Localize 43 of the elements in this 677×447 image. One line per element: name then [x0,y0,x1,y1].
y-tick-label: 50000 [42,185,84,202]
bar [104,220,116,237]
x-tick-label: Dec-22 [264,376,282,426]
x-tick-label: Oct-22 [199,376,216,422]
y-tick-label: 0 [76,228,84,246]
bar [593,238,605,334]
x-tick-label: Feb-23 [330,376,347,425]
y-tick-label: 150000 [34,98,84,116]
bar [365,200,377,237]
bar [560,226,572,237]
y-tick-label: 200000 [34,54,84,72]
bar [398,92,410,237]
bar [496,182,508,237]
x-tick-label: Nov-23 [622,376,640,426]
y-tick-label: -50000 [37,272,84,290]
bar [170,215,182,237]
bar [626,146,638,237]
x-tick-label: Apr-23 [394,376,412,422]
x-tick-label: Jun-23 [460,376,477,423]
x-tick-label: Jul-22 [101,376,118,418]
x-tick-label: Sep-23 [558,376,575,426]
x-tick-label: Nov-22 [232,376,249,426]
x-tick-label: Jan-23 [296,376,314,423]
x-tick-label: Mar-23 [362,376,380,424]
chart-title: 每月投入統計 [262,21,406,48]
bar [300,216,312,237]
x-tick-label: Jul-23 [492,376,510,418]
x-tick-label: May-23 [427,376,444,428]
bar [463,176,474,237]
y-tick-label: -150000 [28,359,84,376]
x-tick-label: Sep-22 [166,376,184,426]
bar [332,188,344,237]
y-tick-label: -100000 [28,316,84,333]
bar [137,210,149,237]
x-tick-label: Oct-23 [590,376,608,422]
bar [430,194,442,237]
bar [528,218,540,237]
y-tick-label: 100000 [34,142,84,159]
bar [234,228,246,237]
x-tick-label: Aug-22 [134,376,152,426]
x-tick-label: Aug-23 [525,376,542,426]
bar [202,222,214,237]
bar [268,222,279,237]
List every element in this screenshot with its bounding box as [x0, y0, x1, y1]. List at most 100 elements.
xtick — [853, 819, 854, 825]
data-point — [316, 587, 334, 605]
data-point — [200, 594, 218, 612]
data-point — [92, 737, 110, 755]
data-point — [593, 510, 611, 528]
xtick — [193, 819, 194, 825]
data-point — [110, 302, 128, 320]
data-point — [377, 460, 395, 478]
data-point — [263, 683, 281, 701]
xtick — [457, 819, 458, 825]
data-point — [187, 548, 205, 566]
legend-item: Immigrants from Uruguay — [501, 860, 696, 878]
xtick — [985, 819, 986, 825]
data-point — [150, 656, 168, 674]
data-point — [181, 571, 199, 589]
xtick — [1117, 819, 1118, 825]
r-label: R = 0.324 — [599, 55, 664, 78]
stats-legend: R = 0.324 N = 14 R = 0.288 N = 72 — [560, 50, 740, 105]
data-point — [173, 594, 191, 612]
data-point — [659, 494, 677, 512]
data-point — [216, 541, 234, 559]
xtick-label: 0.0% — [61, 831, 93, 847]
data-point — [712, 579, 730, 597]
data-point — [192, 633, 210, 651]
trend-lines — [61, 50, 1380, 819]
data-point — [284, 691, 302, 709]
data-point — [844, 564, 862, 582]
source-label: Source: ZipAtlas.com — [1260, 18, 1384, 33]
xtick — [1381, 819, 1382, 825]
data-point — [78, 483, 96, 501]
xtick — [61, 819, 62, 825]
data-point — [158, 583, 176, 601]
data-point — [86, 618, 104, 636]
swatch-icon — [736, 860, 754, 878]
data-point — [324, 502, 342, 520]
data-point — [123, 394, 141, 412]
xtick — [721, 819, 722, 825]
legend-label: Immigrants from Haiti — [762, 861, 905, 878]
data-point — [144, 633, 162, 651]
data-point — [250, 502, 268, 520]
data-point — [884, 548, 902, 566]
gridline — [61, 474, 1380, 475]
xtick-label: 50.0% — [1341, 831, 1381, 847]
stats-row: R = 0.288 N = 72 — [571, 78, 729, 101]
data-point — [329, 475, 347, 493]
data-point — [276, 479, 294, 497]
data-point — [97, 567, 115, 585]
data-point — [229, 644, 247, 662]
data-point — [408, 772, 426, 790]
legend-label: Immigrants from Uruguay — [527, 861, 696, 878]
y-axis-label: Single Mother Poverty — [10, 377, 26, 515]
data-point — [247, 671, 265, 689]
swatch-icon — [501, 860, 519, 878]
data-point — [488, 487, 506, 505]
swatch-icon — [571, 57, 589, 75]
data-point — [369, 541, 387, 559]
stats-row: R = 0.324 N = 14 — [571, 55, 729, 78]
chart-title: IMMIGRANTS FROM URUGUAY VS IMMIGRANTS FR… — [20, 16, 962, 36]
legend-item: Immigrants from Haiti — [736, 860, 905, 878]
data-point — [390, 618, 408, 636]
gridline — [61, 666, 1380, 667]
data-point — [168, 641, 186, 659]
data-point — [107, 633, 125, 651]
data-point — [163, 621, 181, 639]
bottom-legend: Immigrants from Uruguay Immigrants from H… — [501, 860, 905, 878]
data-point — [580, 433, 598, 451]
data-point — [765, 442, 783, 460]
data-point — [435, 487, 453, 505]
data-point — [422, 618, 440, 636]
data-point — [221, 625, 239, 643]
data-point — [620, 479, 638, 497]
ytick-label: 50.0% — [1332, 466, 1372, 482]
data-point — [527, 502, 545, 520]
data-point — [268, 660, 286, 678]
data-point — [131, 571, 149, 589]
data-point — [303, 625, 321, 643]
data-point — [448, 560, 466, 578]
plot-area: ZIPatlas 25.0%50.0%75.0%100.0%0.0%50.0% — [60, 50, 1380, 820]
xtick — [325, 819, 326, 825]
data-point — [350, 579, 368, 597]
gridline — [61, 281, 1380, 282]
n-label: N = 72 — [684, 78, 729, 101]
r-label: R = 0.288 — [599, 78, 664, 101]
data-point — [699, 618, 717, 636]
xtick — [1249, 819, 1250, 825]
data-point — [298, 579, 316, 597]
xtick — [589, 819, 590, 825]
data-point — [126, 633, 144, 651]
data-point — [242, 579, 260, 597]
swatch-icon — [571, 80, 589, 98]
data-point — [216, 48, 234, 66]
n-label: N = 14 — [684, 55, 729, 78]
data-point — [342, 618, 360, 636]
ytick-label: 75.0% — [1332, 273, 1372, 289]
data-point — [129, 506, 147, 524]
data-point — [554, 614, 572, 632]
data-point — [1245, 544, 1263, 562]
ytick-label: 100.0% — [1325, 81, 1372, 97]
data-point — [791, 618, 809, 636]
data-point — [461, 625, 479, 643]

########################################

What is being asked:
Write out all of the lines above again, unchanged and in the same order.

Response:
Localize 43 of the elements in this 677×447 image. One line per element: name then [x0,y0,x1,y1].
y-tick-label: 50000 [42,185,84,202]
bar [104,220,116,237]
x-tick-label: Dec-22 [264,376,282,426]
x-tick-label: Oct-22 [199,376,216,422]
y-tick-label: 0 [76,228,84,246]
bar [593,238,605,334]
x-tick-label: Feb-23 [330,376,347,425]
y-tick-label: 150000 [34,98,84,116]
bar [365,200,377,237]
bar [560,226,572,237]
y-tick-label: 200000 [34,54,84,72]
bar [398,92,410,237]
bar [496,182,508,237]
x-tick-label: Nov-23 [622,376,640,426]
y-tick-label: -50000 [37,272,84,290]
bar [170,215,182,237]
bar [626,146,638,237]
x-tick-label: Apr-23 [394,376,412,422]
x-tick-label: Jun-23 [460,376,477,423]
x-tick-label: Jul-22 [101,376,118,418]
x-tick-label: Sep-23 [558,376,575,426]
x-tick-label: Nov-22 [232,376,249,426]
x-tick-label: Jan-23 [296,376,314,423]
x-tick-label: Mar-23 [362,376,380,424]
chart-title: 每月投入統計 [262,21,406,48]
bar [300,216,312,237]
x-tick-label: Jul-23 [492,376,510,418]
x-tick-label: May-23 [427,376,444,428]
bar [463,176,474,237]
y-tick-label: -150000 [28,359,84,376]
x-tick-label: Sep-22 [166,376,184,426]
bar [332,188,344,237]
y-tick-label: -100000 [28,316,84,333]
bar [137,210,149,237]
x-tick-label: Oct-23 [590,376,608,422]
bar [430,194,442,237]
bar [528,218,540,237]
y-tick-label: 100000 [34,142,84,159]
bar [234,228,246,237]
x-tick-label: Aug-22 [134,376,152,426]
x-tick-label: Aug-23 [525,376,542,426]
bar [202,222,214,237]
bar [268,222,279,237]
List every element in this screenshot with its bounding box as [x0, y0, x1, y1]. List at most 100 elements.
xtick — [853, 819, 854, 825]
data-point — [316, 587, 334, 605]
data-point — [200, 594, 218, 612]
data-point — [92, 737, 110, 755]
data-point — [593, 510, 611, 528]
xtick — [193, 819, 194, 825]
data-point — [110, 302, 128, 320]
data-point — [377, 460, 395, 478]
data-point — [263, 683, 281, 701]
xtick — [457, 819, 458, 825]
data-point — [187, 548, 205, 566]
legend-item: Immigrants from Uruguay — [501, 860, 696, 878]
xtick — [985, 819, 986, 825]
data-point — [150, 656, 168, 674]
data-point — [181, 571, 199, 589]
xtick — [1117, 819, 1118, 825]
r-label: R = 0.324 — [599, 55, 664, 78]
stats-legend: R = 0.324 N = 14 R = 0.288 N = 72 — [560, 50, 740, 105]
data-point — [173, 594, 191, 612]
data-point — [659, 494, 677, 512]
data-point — [216, 541, 234, 559]
xtick-label: 0.0% — [61, 831, 93, 847]
data-point — [712, 579, 730, 597]
data-point — [192, 633, 210, 651]
trend-lines — [61, 50, 1380, 819]
data-point — [284, 691, 302, 709]
data-point — [844, 564, 862, 582]
source-label: Source: ZipAtlas.com — [1260, 18, 1384, 33]
xtick — [1381, 819, 1382, 825]
data-point — [78, 483, 96, 501]
xtick — [61, 819, 62, 825]
data-point — [158, 583, 176, 601]
data-point — [86, 618, 104, 636]
swatch-icon — [736, 860, 754, 878]
data-point — [324, 502, 342, 520]
data-point — [123, 394, 141, 412]
xtick — [721, 819, 722, 825]
legend-label: Immigrants from Haiti — [762, 861, 905, 878]
data-point — [144, 633, 162, 651]
data-point — [250, 502, 268, 520]
data-point — [884, 548, 902, 566]
gridline — [61, 474, 1380, 475]
xtick-label: 50.0% — [1341, 831, 1381, 847]
stats-row: R = 0.288 N = 72 — [571, 78, 729, 101]
data-point — [329, 475, 347, 493]
data-point — [276, 479, 294, 497]
data-point — [97, 567, 115, 585]
data-point — [229, 644, 247, 662]
data-point — [408, 772, 426, 790]
legend-label: Immigrants from Uruguay — [527, 861, 696, 878]
y-axis-label: Single Mother Poverty — [10, 377, 26, 515]
data-point — [247, 671, 265, 689]
swatch-icon — [501, 860, 519, 878]
data-point — [488, 487, 506, 505]
swatch-icon — [571, 57, 589, 75]
data-point — [369, 541, 387, 559]
stats-row: R = 0.324 N = 14 — [571, 55, 729, 78]
chart-title: IMMIGRANTS FROM URUGUAY VS IMMIGRANTS FR… — [20, 16, 962, 36]
legend-item: Immigrants from Haiti — [736, 860, 905, 878]
data-point — [390, 618, 408, 636]
gridline — [61, 666, 1380, 667]
data-point — [168, 641, 186, 659]
data-point — [107, 633, 125, 651]
data-point — [163, 621, 181, 639]
bottom-legend: Immigrants from Uruguay Immigrants from H… — [501, 860, 905, 878]
data-point — [580, 433, 598, 451]
data-point — [765, 442, 783, 460]
data-point — [435, 487, 453, 505]
data-point — [422, 618, 440, 636]
data-point — [221, 625, 239, 643]
data-point — [620, 479, 638, 497]
ytick-label: 50.0% — [1332, 466, 1372, 482]
data-point — [527, 502, 545, 520]
data-point — [268, 660, 286, 678]
data-point — [131, 571, 149, 589]
data-point — [303, 625, 321, 643]
data-point — [448, 560, 466, 578]
plot-area: ZIPatlas 25.0%50.0%75.0%100.0%0.0%50.0% — [60, 50, 1380, 820]
xtick — [325, 819, 326, 825]
data-point — [350, 579, 368, 597]
gridline — [61, 281, 1380, 282]
n-label: N = 72 — [684, 78, 729, 101]
r-label: R = 0.288 — [599, 78, 664, 101]
data-point — [699, 618, 717, 636]
xtick — [1249, 819, 1250, 825]
data-point — [298, 579, 316, 597]
xtick — [589, 819, 590, 825]
data-point — [126, 633, 144, 651]
data-point — [242, 579, 260, 597]
swatch-icon — [571, 80, 589, 98]
data-point — [216, 48, 234, 66]
n-label: N = 14 — [684, 55, 729, 78]
data-point — [342, 618, 360, 636]
ytick-label: 75.0% — [1332, 273, 1372, 289]
data-point — [129, 506, 147, 524]
data-point — [554, 614, 572, 632]
data-point — [1245, 544, 1263, 562]
ytick-label: 100.0% — [1325, 81, 1372, 97]
data-point — [791, 618, 809, 636]
data-point — [461, 625, 479, 643]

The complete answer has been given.